GIVEN TASK:
Search the data for the word "Downstream" and copy every line that contains it.
━━━━━━━━━━━━━━━━━━━━
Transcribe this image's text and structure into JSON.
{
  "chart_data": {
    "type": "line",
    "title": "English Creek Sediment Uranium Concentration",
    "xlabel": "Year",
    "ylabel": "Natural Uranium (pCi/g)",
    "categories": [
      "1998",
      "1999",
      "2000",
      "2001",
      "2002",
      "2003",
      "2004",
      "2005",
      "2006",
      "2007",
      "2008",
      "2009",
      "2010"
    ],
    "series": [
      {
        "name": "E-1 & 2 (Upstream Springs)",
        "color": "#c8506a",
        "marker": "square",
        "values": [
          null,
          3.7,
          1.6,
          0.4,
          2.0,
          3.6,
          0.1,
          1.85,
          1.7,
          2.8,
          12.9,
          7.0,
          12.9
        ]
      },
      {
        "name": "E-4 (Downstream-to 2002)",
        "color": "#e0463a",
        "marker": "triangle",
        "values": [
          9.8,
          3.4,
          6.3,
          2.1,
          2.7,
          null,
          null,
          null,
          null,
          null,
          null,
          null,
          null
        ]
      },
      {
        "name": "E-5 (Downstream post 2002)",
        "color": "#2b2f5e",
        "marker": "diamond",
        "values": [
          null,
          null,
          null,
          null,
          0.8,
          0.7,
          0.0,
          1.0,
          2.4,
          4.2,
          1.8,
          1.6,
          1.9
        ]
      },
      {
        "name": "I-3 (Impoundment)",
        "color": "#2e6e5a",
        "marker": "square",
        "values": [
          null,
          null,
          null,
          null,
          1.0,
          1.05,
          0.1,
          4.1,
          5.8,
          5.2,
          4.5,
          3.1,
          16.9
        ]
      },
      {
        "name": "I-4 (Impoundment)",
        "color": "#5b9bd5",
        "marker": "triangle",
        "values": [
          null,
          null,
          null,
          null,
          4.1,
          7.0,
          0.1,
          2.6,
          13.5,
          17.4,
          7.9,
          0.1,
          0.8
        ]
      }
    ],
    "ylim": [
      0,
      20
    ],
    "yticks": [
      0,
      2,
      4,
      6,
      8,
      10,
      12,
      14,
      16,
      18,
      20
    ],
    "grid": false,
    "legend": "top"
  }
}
━━━━━━━━━━━━━━━━━━━━
TASK SOLUTION:
        "name": "E-4 (Downstream-to 2002)",
        "name": "E-5 (Downstream post 2002)",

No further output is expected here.